[Begin]

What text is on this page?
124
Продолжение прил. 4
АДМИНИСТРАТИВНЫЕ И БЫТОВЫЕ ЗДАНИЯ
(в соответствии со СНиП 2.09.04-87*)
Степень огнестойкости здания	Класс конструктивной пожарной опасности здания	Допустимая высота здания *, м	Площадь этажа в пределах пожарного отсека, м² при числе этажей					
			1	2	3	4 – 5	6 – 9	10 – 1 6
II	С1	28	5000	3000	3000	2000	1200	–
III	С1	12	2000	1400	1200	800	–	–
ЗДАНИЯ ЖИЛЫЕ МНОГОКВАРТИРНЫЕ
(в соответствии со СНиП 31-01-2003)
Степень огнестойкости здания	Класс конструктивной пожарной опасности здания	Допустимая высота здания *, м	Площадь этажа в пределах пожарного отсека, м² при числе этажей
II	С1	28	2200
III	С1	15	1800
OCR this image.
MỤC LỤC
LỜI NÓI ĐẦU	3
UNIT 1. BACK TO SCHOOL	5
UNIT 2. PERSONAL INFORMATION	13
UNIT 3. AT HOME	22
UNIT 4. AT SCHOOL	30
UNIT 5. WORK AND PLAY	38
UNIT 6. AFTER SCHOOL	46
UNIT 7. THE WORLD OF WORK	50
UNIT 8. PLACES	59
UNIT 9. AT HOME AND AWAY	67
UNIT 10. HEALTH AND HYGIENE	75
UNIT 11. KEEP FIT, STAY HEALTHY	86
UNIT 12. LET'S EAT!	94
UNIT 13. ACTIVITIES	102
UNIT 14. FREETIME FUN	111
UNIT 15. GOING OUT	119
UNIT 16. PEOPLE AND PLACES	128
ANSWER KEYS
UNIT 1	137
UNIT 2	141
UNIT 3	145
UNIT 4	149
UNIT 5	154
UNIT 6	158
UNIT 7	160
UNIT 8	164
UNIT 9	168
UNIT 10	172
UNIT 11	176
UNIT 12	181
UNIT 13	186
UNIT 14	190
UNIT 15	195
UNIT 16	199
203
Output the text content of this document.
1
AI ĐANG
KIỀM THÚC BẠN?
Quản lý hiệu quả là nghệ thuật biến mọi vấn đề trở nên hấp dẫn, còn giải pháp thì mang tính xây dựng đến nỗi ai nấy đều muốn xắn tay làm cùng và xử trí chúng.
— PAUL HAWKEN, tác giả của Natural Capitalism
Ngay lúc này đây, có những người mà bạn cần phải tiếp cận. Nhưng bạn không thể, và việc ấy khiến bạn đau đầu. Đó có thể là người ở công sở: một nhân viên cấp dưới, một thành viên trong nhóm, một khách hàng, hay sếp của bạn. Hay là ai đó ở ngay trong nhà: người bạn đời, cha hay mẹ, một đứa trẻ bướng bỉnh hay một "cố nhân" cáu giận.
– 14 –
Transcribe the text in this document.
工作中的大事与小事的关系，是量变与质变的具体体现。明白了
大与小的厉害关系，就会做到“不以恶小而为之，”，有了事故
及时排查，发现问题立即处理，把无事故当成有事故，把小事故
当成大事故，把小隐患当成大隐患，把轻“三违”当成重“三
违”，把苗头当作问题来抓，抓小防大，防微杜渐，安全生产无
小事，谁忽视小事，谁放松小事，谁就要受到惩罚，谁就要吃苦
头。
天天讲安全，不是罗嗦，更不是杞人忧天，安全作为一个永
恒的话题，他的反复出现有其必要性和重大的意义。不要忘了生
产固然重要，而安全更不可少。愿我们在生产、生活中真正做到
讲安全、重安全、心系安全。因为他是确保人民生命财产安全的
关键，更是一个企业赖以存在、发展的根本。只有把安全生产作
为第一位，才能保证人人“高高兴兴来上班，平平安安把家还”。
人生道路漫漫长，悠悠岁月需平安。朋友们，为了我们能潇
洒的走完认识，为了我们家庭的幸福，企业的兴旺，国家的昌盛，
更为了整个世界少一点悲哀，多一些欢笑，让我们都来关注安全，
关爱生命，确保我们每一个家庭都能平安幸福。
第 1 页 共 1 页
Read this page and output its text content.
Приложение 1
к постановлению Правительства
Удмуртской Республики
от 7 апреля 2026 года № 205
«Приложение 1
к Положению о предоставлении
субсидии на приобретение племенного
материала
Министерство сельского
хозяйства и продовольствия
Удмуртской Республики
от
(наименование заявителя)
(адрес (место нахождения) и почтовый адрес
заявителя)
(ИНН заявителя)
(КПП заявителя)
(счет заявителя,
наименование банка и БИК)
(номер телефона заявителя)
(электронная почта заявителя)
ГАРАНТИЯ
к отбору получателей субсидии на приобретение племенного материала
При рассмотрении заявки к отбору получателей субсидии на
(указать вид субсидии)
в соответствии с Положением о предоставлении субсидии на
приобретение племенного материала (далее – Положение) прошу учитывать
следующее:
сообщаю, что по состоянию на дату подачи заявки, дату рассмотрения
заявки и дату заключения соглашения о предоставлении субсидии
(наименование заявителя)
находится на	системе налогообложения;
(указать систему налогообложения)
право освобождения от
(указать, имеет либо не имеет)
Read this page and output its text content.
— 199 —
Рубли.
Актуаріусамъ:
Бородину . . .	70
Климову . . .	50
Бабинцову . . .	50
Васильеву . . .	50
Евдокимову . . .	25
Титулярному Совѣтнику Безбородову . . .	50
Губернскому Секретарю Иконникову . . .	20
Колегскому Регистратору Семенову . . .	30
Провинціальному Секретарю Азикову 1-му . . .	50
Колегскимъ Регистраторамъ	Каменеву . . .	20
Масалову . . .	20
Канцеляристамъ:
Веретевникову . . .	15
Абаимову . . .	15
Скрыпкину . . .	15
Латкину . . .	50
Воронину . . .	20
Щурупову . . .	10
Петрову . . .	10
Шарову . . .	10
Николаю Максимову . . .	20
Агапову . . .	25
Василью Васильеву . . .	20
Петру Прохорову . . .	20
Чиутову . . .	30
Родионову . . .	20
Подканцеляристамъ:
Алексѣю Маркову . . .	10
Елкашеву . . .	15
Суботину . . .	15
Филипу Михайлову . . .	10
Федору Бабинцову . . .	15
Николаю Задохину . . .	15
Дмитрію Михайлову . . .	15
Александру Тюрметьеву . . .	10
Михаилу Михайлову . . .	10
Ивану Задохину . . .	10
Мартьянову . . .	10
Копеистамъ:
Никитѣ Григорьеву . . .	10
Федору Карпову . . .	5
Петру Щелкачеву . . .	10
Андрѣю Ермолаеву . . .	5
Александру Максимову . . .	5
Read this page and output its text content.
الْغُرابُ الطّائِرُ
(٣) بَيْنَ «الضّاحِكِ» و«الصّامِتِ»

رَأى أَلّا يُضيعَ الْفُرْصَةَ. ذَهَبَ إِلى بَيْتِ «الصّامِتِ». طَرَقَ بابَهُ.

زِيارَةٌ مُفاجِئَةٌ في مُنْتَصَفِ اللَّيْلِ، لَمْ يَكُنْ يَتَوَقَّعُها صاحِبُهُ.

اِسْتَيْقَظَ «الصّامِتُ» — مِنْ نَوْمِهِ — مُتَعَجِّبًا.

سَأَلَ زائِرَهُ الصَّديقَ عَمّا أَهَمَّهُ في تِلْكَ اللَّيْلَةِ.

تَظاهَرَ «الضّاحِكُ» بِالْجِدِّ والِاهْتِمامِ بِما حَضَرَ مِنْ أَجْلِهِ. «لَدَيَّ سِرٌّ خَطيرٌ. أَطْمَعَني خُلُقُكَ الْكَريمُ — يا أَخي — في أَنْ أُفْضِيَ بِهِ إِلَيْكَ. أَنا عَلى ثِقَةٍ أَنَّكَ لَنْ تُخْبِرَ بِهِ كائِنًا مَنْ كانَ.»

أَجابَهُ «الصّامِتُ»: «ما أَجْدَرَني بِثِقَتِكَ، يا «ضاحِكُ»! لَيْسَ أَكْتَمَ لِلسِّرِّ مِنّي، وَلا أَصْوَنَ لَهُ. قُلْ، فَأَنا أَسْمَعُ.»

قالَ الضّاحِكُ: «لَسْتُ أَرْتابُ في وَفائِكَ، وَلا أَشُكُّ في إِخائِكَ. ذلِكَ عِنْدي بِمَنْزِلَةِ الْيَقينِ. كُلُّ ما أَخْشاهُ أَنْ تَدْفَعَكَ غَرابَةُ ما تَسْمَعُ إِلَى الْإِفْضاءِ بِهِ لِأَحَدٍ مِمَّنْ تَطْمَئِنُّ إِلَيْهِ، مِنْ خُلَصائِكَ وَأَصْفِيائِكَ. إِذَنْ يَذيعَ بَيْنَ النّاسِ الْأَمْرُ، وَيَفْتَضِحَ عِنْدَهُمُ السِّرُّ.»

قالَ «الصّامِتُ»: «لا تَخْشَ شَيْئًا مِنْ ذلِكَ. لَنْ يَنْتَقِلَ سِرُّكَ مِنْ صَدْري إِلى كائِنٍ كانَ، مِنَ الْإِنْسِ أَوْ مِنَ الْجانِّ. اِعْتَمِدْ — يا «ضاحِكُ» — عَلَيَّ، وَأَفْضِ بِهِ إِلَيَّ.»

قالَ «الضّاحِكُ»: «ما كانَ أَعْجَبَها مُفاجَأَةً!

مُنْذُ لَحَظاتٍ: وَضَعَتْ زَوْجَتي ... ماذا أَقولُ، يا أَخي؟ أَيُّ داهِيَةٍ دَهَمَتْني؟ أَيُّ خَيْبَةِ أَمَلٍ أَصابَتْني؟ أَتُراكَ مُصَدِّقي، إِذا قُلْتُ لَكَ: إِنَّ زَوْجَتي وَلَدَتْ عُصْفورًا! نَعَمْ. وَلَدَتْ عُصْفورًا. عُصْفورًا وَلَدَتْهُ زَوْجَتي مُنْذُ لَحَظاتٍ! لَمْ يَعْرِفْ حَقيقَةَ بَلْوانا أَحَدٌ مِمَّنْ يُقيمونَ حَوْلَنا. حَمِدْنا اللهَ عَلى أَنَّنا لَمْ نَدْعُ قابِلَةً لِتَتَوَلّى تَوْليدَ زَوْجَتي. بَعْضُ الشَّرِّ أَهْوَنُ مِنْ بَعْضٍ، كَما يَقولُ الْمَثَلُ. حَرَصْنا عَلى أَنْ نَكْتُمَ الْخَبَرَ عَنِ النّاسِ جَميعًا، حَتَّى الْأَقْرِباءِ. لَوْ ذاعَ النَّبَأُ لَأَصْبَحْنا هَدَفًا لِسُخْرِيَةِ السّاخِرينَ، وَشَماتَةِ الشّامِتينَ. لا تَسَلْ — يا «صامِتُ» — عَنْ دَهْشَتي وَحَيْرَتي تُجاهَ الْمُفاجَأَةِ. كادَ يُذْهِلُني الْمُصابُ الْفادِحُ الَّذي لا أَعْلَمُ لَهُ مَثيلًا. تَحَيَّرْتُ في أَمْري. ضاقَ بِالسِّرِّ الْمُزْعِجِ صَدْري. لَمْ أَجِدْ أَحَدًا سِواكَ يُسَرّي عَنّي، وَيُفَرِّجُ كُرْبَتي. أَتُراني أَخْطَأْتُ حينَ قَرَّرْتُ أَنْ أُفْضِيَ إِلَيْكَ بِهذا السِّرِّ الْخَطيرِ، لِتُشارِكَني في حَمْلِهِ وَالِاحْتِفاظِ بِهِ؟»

[End]

What you will do —
Find each line holding the string "дату" and copy it out.

Worked answer —
сообщаю, что по состоянию на дату подачи заявки, дату рассмотрения
заявки и дату заключения соглашения о предоставлении субсидии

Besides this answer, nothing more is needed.